## Start

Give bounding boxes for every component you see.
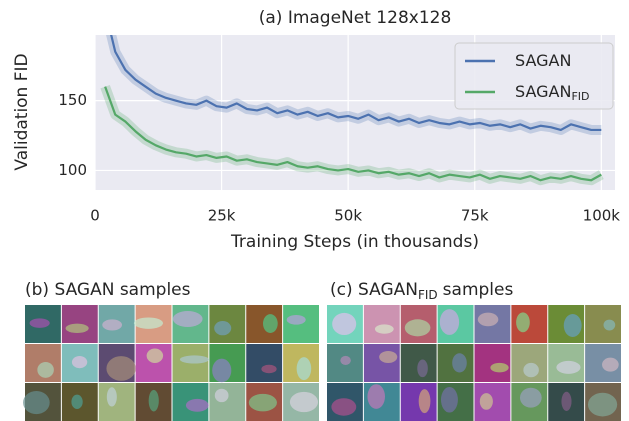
legend-label-sub: FID <box>571 90 589 103</box>
panel-title-rest: samples <box>443 280 514 300</box>
sample-detail <box>214 320 232 336</box>
sample-detail <box>102 319 123 331</box>
panel-title: (c) SAGANFID samples <box>330 280 513 302</box>
sample-detail <box>148 389 159 412</box>
sample-detail <box>374 324 394 334</box>
sample-detail <box>214 388 229 403</box>
sample-detail <box>404 319 431 337</box>
sample-detail <box>516 312 530 333</box>
sample-detail <box>561 391 572 411</box>
sample-detail <box>262 314 278 333</box>
sample-detail <box>296 357 312 381</box>
y-axis-label: Validation FID <box>12 53 32 170</box>
legend-label: SAGAN <box>515 51 571 70</box>
sample-detail <box>602 357 619 372</box>
sample-detail <box>65 323 89 333</box>
sample-detail <box>439 309 460 335</box>
legend-label-main: SAGAN <box>515 82 571 101</box>
sample-detail <box>367 384 385 409</box>
sample-detail <box>106 387 117 407</box>
sample-image <box>363 305 400 343</box>
sample-detail <box>331 398 357 416</box>
sample-detail <box>379 350 398 364</box>
sample-detail <box>261 364 277 374</box>
sample-image <box>98 383 135 421</box>
sample-detail <box>452 353 467 373</box>
sample-image <box>209 383 246 421</box>
sample-detail <box>106 356 136 381</box>
sample-detail <box>37 361 54 378</box>
chart-title: (a) ImageNet 128x128 <box>259 8 452 28</box>
sample-detail <box>417 359 428 378</box>
sample-detail <box>172 310 203 328</box>
y-tick-label: 150 <box>58 91 87 109</box>
sample-detail <box>29 318 50 328</box>
panel-title: (b) SAGAN samples <box>25 280 191 300</box>
sample-detail <box>332 312 357 336</box>
sample-detail <box>23 390 50 415</box>
sample-detail <box>519 387 542 408</box>
sample-detail <box>440 386 458 413</box>
y-tick-label: 100 <box>58 161 87 179</box>
sample-image <box>283 305 319 343</box>
panel-title-sub: FID <box>418 288 438 302</box>
sample-detail <box>248 393 277 412</box>
sample-detail <box>477 312 499 327</box>
x-tick-label: 25k <box>208 207 236 225</box>
sample-detail <box>133 317 164 329</box>
sample-image <box>363 344 400 382</box>
legend-label-main: SAGAN <box>515 51 571 70</box>
panel-title-main: (c) SAGAN <box>330 280 418 300</box>
sample-image <box>474 344 511 382</box>
sample-detail <box>71 394 83 410</box>
x-tick-label: 75k <box>461 207 489 225</box>
x-axis-label: Training Steps (in thousands) <box>230 232 479 252</box>
sample-detail <box>587 392 618 417</box>
sample-image <box>400 383 437 421</box>
sample-detail <box>479 393 493 410</box>
sample-detail <box>289 391 319 413</box>
sample-detail <box>212 358 232 383</box>
sample-image <box>585 305 621 343</box>
series-line <box>110 35 602 132</box>
sample-detail <box>286 314 306 325</box>
sample-detail <box>340 355 351 365</box>
sample-detail <box>556 360 581 374</box>
sample-detail <box>71 355 88 369</box>
sample-image <box>246 344 283 382</box>
sample-detail <box>603 319 616 331</box>
x-tick-label: 0 <box>90 207 100 225</box>
legend-label: SAGANFID <box>515 82 589 104</box>
x-tick-label: 50k <box>334 207 362 225</box>
sample-detail <box>523 362 539 378</box>
sample-detail <box>418 389 431 414</box>
x-tick-label: 100k <box>583 207 621 225</box>
sample-detail <box>179 355 210 364</box>
sample-detail <box>185 398 209 412</box>
sample-detail <box>563 314 582 337</box>
sample-detail <box>146 348 164 363</box>
sample-detail <box>490 362 509 373</box>
series-line <box>104 86 602 182</box>
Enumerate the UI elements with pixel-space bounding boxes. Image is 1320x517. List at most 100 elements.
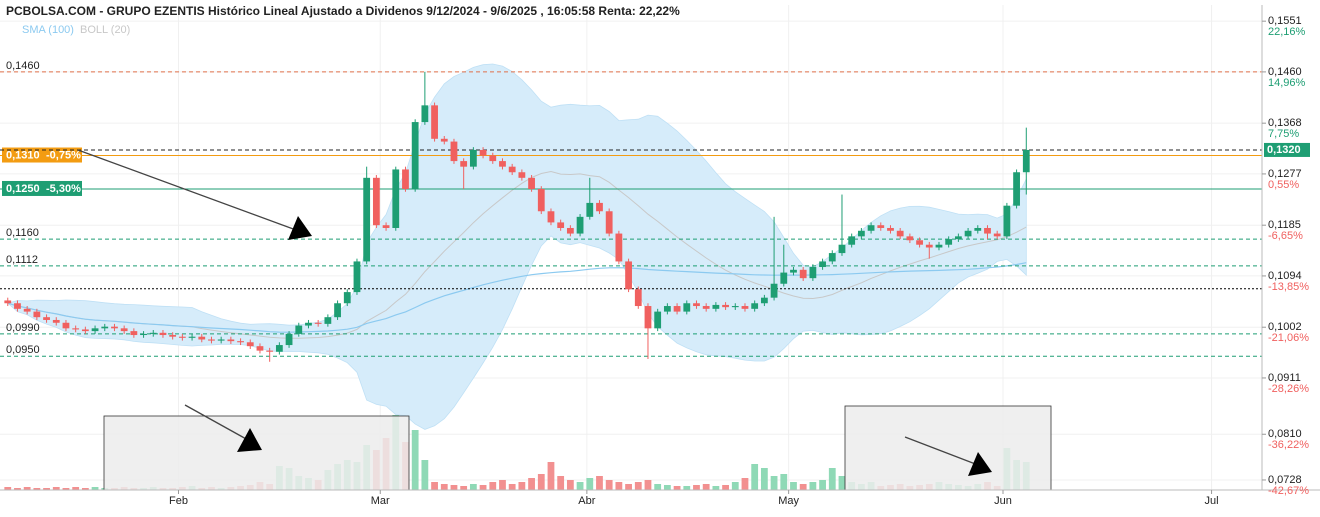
volume-bar bbox=[799, 484, 807, 490]
candle-body bbox=[518, 172, 526, 178]
volume-bar bbox=[673, 486, 681, 490]
level-label: 0,0950 bbox=[6, 344, 40, 356]
candle-body bbox=[372, 177, 380, 226]
candle-body bbox=[993, 233, 1001, 237]
candle-body bbox=[615, 233, 623, 262]
candle-body bbox=[198, 336, 206, 340]
candle-body bbox=[819, 261, 826, 268]
volume-bar bbox=[450, 485, 458, 490]
y-tick-return: -42,67% bbox=[1268, 485, 1309, 497]
volume-bar bbox=[62, 488, 70, 490]
candle-body bbox=[91, 328, 99, 332]
candle-body bbox=[237, 341, 244, 343]
candle-body bbox=[411, 122, 419, 189]
candle-body bbox=[460, 161, 468, 167]
y-tick-return: -36,22% bbox=[1268, 439, 1309, 451]
volume-bar bbox=[508, 484, 516, 490]
volume-bar bbox=[712, 486, 720, 490]
level-label: 0,1460 bbox=[6, 60, 40, 72]
volume-bar bbox=[489, 482, 497, 490]
volume-bar bbox=[547, 462, 555, 490]
candle-body bbox=[576, 216, 584, 234]
volume-bar bbox=[431, 482, 438, 490]
x-tick-label: Mar bbox=[371, 495, 390, 507]
candle-body bbox=[1022, 149, 1030, 173]
candle-body bbox=[324, 317, 332, 324]
candle-body bbox=[81, 329, 89, 332]
candle-body bbox=[625, 261, 632, 290]
volume-bar bbox=[72, 487, 80, 490]
candle-body bbox=[111, 326, 118, 329]
volume-bar bbox=[528, 478, 535, 490]
candle-body bbox=[760, 297, 768, 304]
candle-body bbox=[23, 308, 31, 312]
candle-body bbox=[654, 311, 662, 329]
x-tick-label: Feb bbox=[169, 495, 188, 507]
volume-bar bbox=[780, 474, 788, 490]
annotation-box bbox=[844, 405, 1052, 491]
candle-body bbox=[887, 227, 894, 231]
level-label: 0,1112 bbox=[6, 254, 38, 266]
annotation-arrows bbox=[77, 149, 992, 476]
candle-body bbox=[382, 225, 390, 228]
candle-body bbox=[508, 166, 516, 173]
candle-body bbox=[974, 227, 982, 231]
volume-bar bbox=[644, 480, 652, 490]
candle-body bbox=[663, 306, 671, 312]
candle-body bbox=[149, 332, 157, 334]
candle-body bbox=[33, 311, 41, 318]
annotation-box bbox=[103, 415, 410, 491]
arrow bbox=[77, 149, 297, 231]
candle-body bbox=[634, 289, 642, 307]
candle-body bbox=[469, 149, 477, 167]
volume-bar bbox=[722, 485, 729, 490]
candle-body bbox=[402, 169, 409, 189]
candle-body bbox=[1003, 205, 1011, 237]
y-tick-return: 22,16% bbox=[1268, 26, 1306, 38]
x-tick-label: May bbox=[778, 495, 799, 507]
y-tick-label: 0,1368 bbox=[1268, 117, 1302, 129]
candle-body bbox=[14, 303, 21, 309]
candle-body bbox=[916, 240, 923, 245]
candle-body bbox=[275, 345, 283, 352]
arrow bbox=[904, 436, 979, 466]
volume-bar bbox=[693, 485, 700, 490]
last-price-tag bbox=[1264, 142, 1310, 157]
volume-bar bbox=[809, 482, 817, 490]
volume-bar bbox=[731, 482, 739, 490]
last-price-label: 0,1320 bbox=[1267, 144, 1301, 156]
volume-bar bbox=[663, 485, 671, 490]
candle-body bbox=[557, 222, 565, 228]
y-tick-label: 0,1460 bbox=[1268, 66, 1302, 78]
chart-title: PCBOLSA.COM - GRUPO EZENTIS Histórico Li… bbox=[6, 4, 680, 18]
candle-body bbox=[159, 332, 167, 336]
volume-bar bbox=[634, 482, 642, 490]
candle-body bbox=[809, 267, 817, 279]
candle-body bbox=[964, 230, 972, 237]
volume-bar bbox=[586, 478, 594, 490]
volume-bar bbox=[479, 485, 487, 490]
candle-body bbox=[683, 303, 691, 312]
candle-body bbox=[770, 283, 778, 298]
y-tick-return: -28,26% bbox=[1268, 383, 1309, 395]
candle-body bbox=[702, 306, 710, 309]
volume-bar bbox=[4, 487, 12, 490]
candle-body bbox=[693, 303, 700, 307]
volume-bar bbox=[33, 488, 41, 490]
level-label: 0,1310 bbox=[6, 149, 40, 161]
level-tag bbox=[2, 147, 82, 163]
levels: 0,1460 0,1310 -0,75% 0,1250 -5,30% 0,1160 0,11… bbox=[0, 60, 1262, 357]
candle-body bbox=[528, 177, 535, 189]
candle-body bbox=[828, 253, 836, 262]
volume-bar bbox=[52, 487, 60, 490]
candle-body bbox=[673, 306, 681, 312]
candle-body bbox=[295, 325, 303, 334]
candle-body bbox=[644, 306, 652, 329]
candle-body bbox=[392, 169, 400, 228]
volume-bar bbox=[596, 476, 603, 490]
candle-body bbox=[877, 225, 885, 228]
candle-body bbox=[334, 303, 341, 318]
volume-bar bbox=[469, 484, 477, 490]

## End

▶ _What this task involves_:
Can you put everything from the entry containing "legend-label-sub: FID <box>571" down to the one containing "sample-detail <box>148 389 159 412</box>", both included, into a Markdown table with the columns Row and Line, skipping any blank lines?

▶ _Solution for this task_:
| Row | Line |
|---|---|
| 1 | legend-label-sub: FID <box>571 90 589 103</box> |
| 2 | panel-title-rest: samples <box>443 280 514 300</box> |
| 3 | sample-detail <box>214 320 232 336</box> |
| 4 | sample-detail <box>102 319 123 331</box> |
| 5 | panel-title: (c) SAGANFID samples <box>330 280 513 302</box> |
| 6 | sample-detail <box>148 389 159 412</box> |